Return the entries below verbatim. Pictures stay out.

+ + + + + + +

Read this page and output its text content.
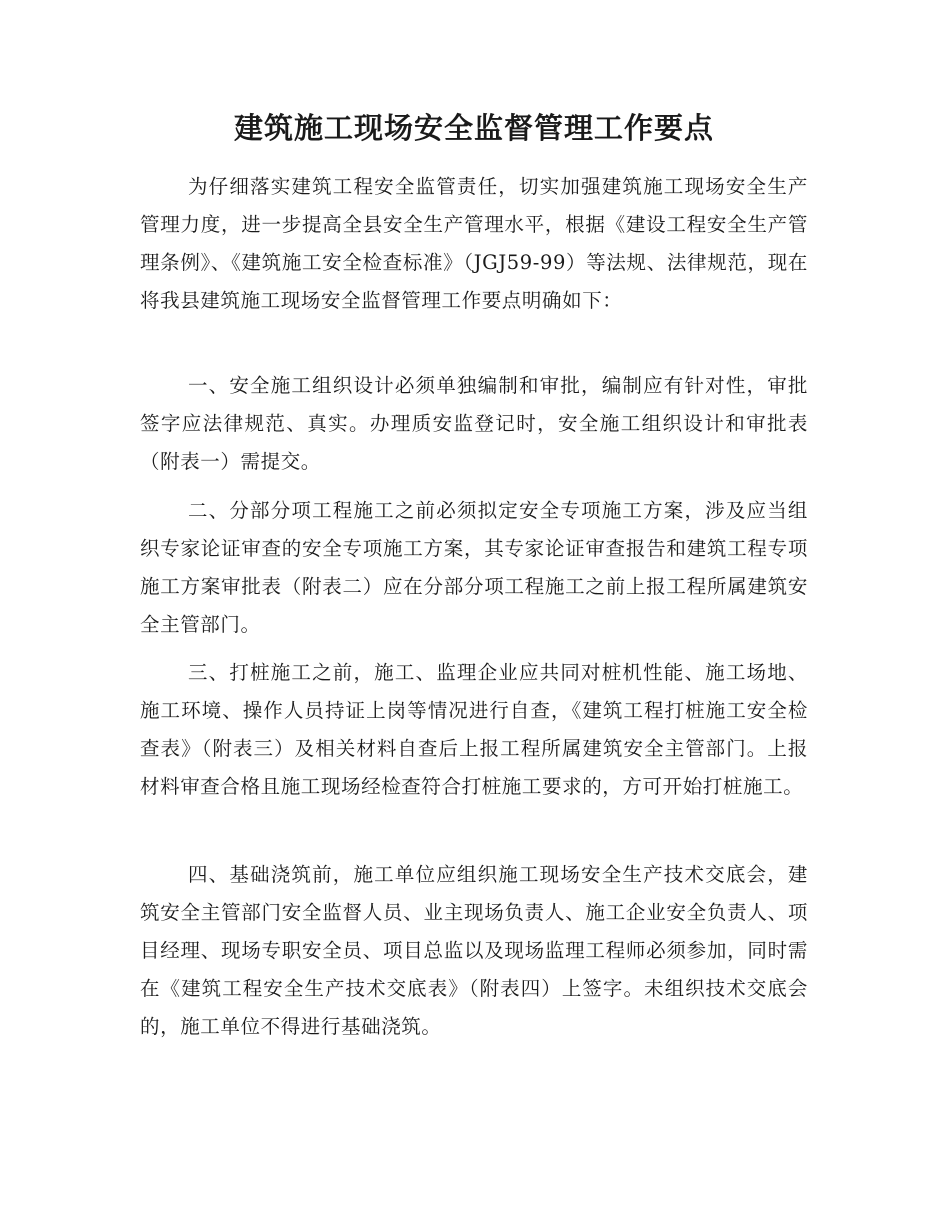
建筑施工现场安全监督管理工作要点

为仔细落实建筑工程安全监管责任，切实加强建筑施工现场安全生产管理力度，进一步提高全县安全生产管理水平，根据《建设工程安全生产管理条例》、《建筑施工安全检查标准》（JGJ59-99）等法规、法律规范，现在将我县建筑施工现场安全监督管理工作要点明确如下：

一、安全施工组织设计必须单独编制和审批，编制应有针对性，审批签字应法律规范、真实。办理质安监登记时，安全施工组织设计和审批表（附表一）需提交。

二、分部分项工程施工之前必须拟定安全专项施工方案，涉及应当组织专家论证审查的安全专项施工方案，其专家论证审查报告和建筑工程专项施工方案审批表（附表二）应在分部分项工程施工之前上报工程所属建筑安全主管部门。

三、打桩施工之前，施工、监理企业应共同对桩机性能、施工场地、施工环境、操作人员持证上岗等情况进行自查，《建筑工程打桩施工安全检查表》（附表三）及相关材料自查后上报工程所属建筑安全主管部门。上报材料审查合格且施工现场经检查符合打桩施工要求的，方可开始打桩施工。

四、基础浇筑前，施工单位应组织施工现场安全生产技术交底会，建筑安全主管部门安全监督人员、业主现场负责人、施工企业安全负责人、项目经理、现场专职安全员、项目总监以及现场监理工程师必须参加，同时需在《建筑工程安全生产技术交底表》（附表四）上签字。未组织技术交底会的，施工单位不得进行基础浇筑。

+ + + + + + +

Solution below:
Read this page and output its text content.
建筑施工现场安全监督管理工作要点

为仔细落实建筑工程安全监管责任，切实加强建筑施工现场安全生产管理力度，进一步提高全县安全生产管理水平，根据《建设工程安全生产管理条例》、《建筑施工安全检查标准》（JGJ59-99）等法规、法律规范，现在将我县建筑施工现场安全监督管理工作要点明确如下：

一、安全施工组织设计必须单独编制和审批，编制应有针对性，审批签字应法律规范、真实。办理质安监登记时，安全施工组织设计和审批表（附表一）需提交。

二、分部分项工程施工之前必须拟定安全专项施工方案，涉及应当组织专家论证审查的安全专项施工方案，其专家论证审查报告和建筑工程专项施工方案审批表（附表二）应在分部分项工程施工之前上报工程所属建筑安全主管部门。

三、打桩施工之前，施工、监理企业应共同对桩机性能、施工场地、施工环境、操作人员持证上岗等情况进行自查，《建筑工程打桩施工安全检查表》（附表三）及相关材料自查后上报工程所属建筑安全主管部门。上报材料审查合格且施工现场经检查符合打桩施工要求的，方可开始打桩施工。

四、基础浇筑前，施工单位应组织施工现场安全生产技术交底会，建筑安全主管部门安全监督人员、业主现场负责人、施工企业安全负责人、项目经理、现场专职安全员、项目总监以及现场监理工程师必须参加，同时需在《建筑工程安全生产技术交底表》（附表四）上签字。未组织技术交底会的，施工单位不得进行基础浇筑。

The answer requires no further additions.